start DATASET RECORDS

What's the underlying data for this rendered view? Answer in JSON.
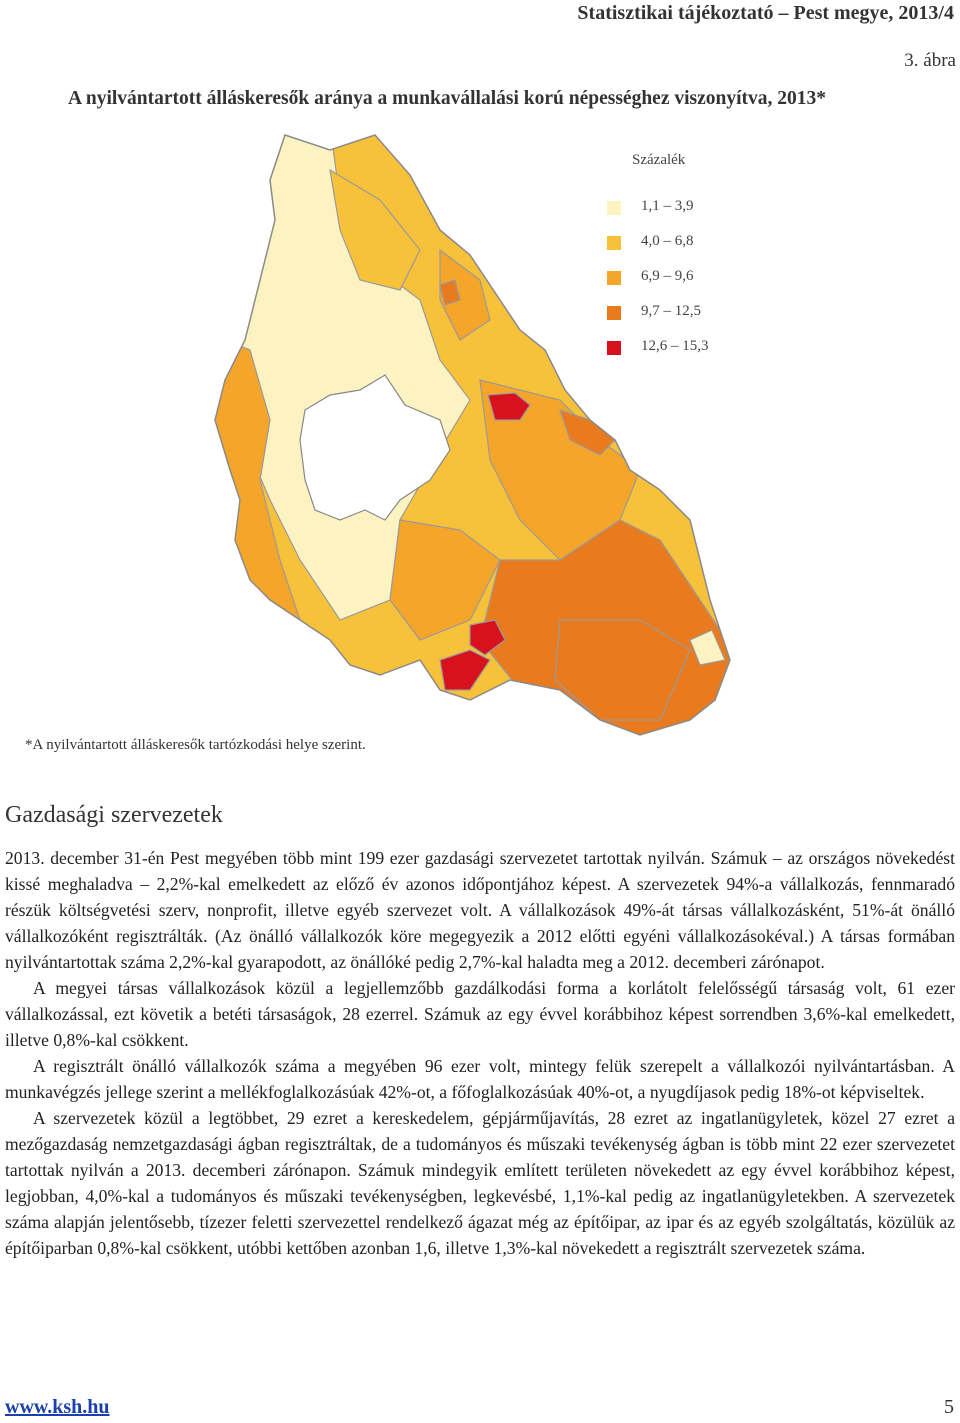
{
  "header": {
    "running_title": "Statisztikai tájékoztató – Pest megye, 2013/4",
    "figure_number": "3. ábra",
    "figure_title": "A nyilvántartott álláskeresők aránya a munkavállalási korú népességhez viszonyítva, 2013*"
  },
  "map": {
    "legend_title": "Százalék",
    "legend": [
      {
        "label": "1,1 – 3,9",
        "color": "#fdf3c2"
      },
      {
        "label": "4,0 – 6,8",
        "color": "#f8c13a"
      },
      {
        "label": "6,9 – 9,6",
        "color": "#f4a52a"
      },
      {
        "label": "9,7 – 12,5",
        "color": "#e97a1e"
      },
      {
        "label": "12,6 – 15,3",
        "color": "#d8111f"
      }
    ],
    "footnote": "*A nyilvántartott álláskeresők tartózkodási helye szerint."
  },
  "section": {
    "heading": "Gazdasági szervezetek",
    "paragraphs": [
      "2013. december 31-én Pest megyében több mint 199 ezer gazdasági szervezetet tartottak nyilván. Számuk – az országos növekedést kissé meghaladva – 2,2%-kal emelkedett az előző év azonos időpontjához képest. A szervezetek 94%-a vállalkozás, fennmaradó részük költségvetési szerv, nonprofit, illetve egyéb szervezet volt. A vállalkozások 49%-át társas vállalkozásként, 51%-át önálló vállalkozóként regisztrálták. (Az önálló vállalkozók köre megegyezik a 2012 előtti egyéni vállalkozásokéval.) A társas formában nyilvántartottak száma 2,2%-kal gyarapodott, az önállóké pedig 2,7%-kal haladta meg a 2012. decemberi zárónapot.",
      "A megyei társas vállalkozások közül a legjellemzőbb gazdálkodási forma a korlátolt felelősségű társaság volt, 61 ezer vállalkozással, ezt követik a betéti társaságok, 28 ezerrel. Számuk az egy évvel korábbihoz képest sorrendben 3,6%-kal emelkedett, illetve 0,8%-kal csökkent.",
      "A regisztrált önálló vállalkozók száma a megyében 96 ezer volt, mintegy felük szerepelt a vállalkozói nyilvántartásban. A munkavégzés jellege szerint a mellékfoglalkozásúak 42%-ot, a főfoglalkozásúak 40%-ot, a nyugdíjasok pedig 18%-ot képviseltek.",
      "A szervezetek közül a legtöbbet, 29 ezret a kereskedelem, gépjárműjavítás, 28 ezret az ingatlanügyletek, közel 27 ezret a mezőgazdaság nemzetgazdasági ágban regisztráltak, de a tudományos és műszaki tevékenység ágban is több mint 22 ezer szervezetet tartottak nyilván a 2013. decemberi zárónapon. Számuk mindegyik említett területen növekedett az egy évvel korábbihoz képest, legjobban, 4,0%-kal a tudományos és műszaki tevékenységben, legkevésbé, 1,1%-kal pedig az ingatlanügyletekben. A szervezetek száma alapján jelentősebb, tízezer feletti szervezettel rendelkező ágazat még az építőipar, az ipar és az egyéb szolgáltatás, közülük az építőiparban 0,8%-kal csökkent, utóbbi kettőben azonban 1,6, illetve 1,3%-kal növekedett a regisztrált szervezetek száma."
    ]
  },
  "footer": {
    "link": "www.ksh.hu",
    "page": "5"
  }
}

end DATASET RECORDS

▶ PROBLEM TO WORK ON:
Quote the data above in full, leaving out the pictures it holds.

▶ THE SOLUTION:
What's the underlying data for this rendered view? Answer in JSON.
{
  "header": {
    "running_title": "Statisztikai tájékoztató – Pest megye, 2013/4",
    "figure_number": "3. ábra",
    "figure_title": "A nyilvántartott álláskeresők aránya a munkavállalási korú népességhez viszonyítva, 2013*"
  },
  "map": {
    "legend_title": "Százalék",
    "legend": [
      {
        "label": "1,1 – 3,9",
        "color": "#fdf3c2"
      },
      {
        "label": "4,0 – 6,8",
        "color": "#f8c13a"
      },
      {
        "label": "6,9 – 9,6",
        "color": "#f4a52a"
      },
      {
        "label": "9,7 – 12,5",
        "color": "#e97a1e"
      },
      {
        "label": "12,6 – 15,3",
        "color": "#d8111f"
      }
    ],
    "footnote": "*A nyilvántartott álláskeresők tartózkodási helye szerint."
  },
  "section": {
    "heading": "Gazdasági szervezetek",
    "paragraphs": [
      "2013. december 31-én Pest megyében több mint 199 ezer gazdasági szervezetet tartottak nyilván. Számuk – az országos növekedést kissé meghaladva – 2,2%-kal emelkedett az előző év azonos időpontjához képest. A szervezetek 94%-a vállalkozás, fennmaradó részük költségvetési szerv, nonprofit, illetve egyéb szervezet volt. A vállalkozások 49%-át társas vállalkozásként, 51%-át önálló vállalkozóként regisztrálták. (Az önálló vállalkozók köre megegyezik a 2012 előtti egyéni vállalkozásokéval.) A társas formában nyilvántartottak száma 2,2%-kal gyarapodott, az önállóké pedig 2,7%-kal haladta meg a 2012. decemberi zárónapot.",
      "A megyei társas vállalkozások közül a legjellemzőbb gazdálkodási forma a korlátolt felelősségű társaság volt, 61 ezer vállalkozással, ezt követik a betéti társaságok, 28 ezerrel. Számuk az egy évvel korábbihoz képest sorrendben 3,6%-kal emelkedett, illetve 0,8%-kal csökkent.",
      "A regisztrált önálló vállalkozók száma a megyében 96 ezer volt, mintegy felük szerepelt a vállalkozói nyilvántartásban. A munkavégzés jellege szerint a mellékfoglalkozásúak 42%-ot, a főfoglalkozásúak 40%-ot, a nyugdíjasok pedig 18%-ot képviseltek.",
      "A szervezetek közül a legtöbbet, 29 ezret a kereskedelem, gépjárműjavítás, 28 ezret az ingatlanügyletek, közel 27 ezret a mezőgazdaság nemzetgazdasági ágban regisztráltak, de a tudományos és műszaki tevékenység ágban is több mint 22 ezer szervezetet tartottak nyilván a 2013. decemberi zárónapon. Számuk mindegyik említett területen növekedett az egy évvel korábbihoz képest, legjobban, 4,0%-kal a tudományos és műszaki tevékenységben, legkevésbé, 1,1%-kal pedig az ingatlanügyletekben. A szervezetek száma alapján jelentősebb, tízezer feletti szervezettel rendelkező ágazat még az építőipar, az ipar és az egyéb szolgáltatás, közülük az építőiparban 0,8%-kal csökkent, utóbbi kettőben azonban 1,6, illetve 1,3%-kal növekedett a regisztrált szervezetek száma."
    ]
  },
  "footer": {
    "link": "www.ksh.hu",
    "page": "5"
  }
}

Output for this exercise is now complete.